● Entries
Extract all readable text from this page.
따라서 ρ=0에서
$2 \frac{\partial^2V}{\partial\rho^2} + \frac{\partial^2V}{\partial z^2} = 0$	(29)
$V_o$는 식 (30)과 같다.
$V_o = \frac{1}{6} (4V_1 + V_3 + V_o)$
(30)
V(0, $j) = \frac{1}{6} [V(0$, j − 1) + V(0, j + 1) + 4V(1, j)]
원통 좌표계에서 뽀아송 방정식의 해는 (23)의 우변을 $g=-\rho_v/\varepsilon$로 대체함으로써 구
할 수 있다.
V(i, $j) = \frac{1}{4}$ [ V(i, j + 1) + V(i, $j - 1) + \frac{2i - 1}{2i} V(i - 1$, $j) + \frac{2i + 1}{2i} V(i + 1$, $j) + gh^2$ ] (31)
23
---
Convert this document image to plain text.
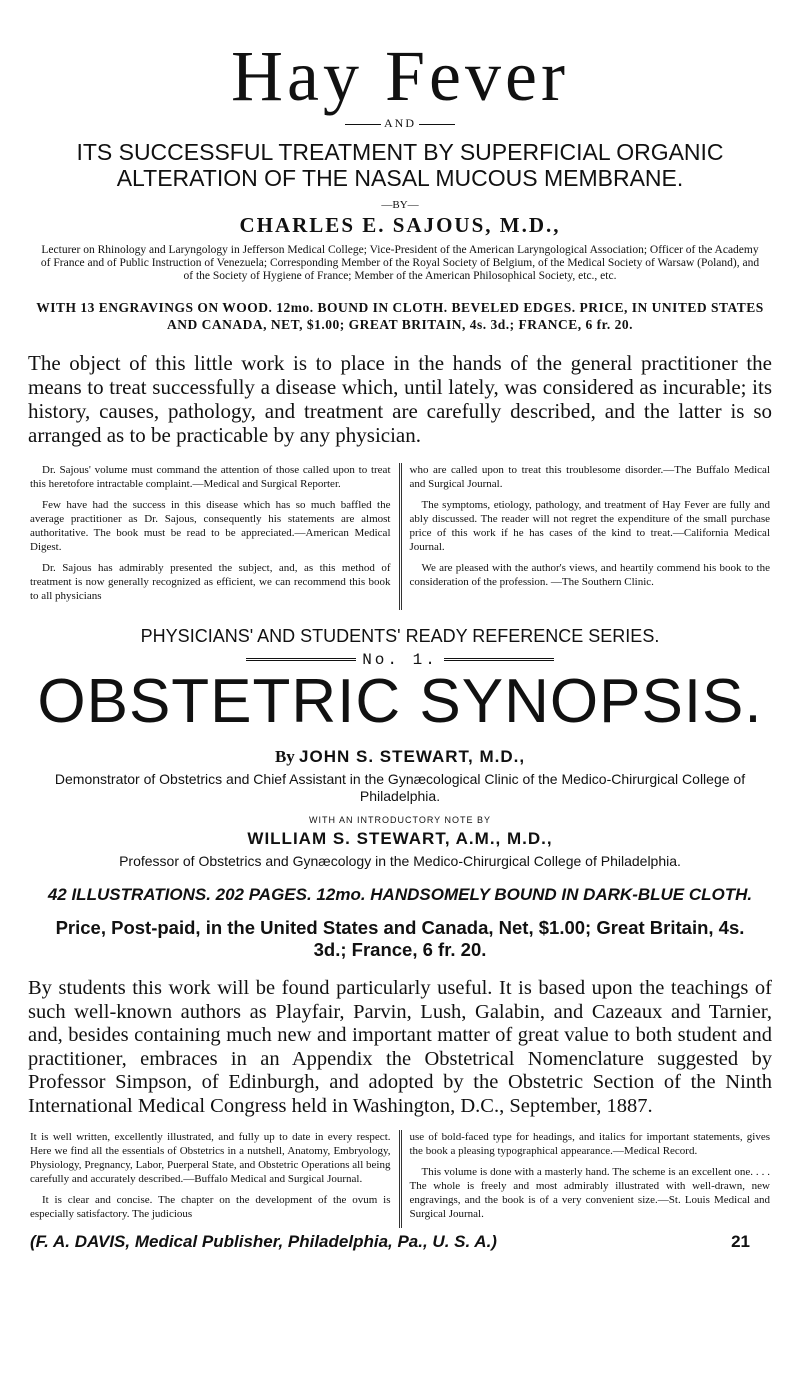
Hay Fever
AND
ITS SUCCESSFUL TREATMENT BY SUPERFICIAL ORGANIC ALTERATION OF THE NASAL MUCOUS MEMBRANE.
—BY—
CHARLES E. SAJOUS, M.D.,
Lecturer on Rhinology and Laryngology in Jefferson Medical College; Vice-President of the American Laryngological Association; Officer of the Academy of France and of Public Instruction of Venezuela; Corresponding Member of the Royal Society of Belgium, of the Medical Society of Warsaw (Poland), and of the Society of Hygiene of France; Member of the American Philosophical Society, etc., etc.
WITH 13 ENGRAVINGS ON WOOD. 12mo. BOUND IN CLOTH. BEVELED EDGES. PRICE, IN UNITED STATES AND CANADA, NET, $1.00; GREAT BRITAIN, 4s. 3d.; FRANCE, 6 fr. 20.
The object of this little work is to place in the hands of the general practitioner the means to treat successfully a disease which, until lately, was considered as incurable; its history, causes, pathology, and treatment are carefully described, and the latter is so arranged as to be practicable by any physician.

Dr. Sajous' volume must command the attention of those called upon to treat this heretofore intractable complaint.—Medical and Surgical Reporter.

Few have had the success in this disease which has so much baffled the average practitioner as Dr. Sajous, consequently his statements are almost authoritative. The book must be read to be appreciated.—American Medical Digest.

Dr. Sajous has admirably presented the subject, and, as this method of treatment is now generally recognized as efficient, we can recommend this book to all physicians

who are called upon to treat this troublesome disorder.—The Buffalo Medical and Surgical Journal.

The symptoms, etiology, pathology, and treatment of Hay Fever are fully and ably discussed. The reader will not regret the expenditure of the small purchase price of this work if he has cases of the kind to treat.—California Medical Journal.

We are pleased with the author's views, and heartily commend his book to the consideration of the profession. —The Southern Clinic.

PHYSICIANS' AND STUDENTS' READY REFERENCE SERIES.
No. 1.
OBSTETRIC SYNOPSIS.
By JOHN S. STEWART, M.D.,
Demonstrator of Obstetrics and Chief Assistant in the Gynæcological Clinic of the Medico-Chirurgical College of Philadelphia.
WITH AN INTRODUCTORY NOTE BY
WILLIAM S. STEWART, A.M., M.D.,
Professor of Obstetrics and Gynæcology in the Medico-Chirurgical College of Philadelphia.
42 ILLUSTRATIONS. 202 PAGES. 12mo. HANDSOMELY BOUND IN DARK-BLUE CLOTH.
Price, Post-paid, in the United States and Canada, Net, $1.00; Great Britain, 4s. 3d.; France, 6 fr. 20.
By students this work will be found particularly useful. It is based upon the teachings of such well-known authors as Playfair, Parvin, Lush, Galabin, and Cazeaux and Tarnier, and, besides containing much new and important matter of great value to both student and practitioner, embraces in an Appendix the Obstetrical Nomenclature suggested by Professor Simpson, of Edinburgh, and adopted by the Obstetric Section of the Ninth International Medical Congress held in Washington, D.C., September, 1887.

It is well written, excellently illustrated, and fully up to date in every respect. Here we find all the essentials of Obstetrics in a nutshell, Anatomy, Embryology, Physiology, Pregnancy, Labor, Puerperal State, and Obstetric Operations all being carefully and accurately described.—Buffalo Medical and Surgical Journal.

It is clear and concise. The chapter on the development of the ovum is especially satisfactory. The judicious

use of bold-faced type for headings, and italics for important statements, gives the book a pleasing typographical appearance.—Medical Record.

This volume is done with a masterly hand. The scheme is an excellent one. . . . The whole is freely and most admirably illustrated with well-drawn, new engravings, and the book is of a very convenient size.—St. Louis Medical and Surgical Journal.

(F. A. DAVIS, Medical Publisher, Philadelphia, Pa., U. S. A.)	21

● Task objective
Look through the listing above and count the lines where the string "Clinic" appears. Report the number only.

● Output below
2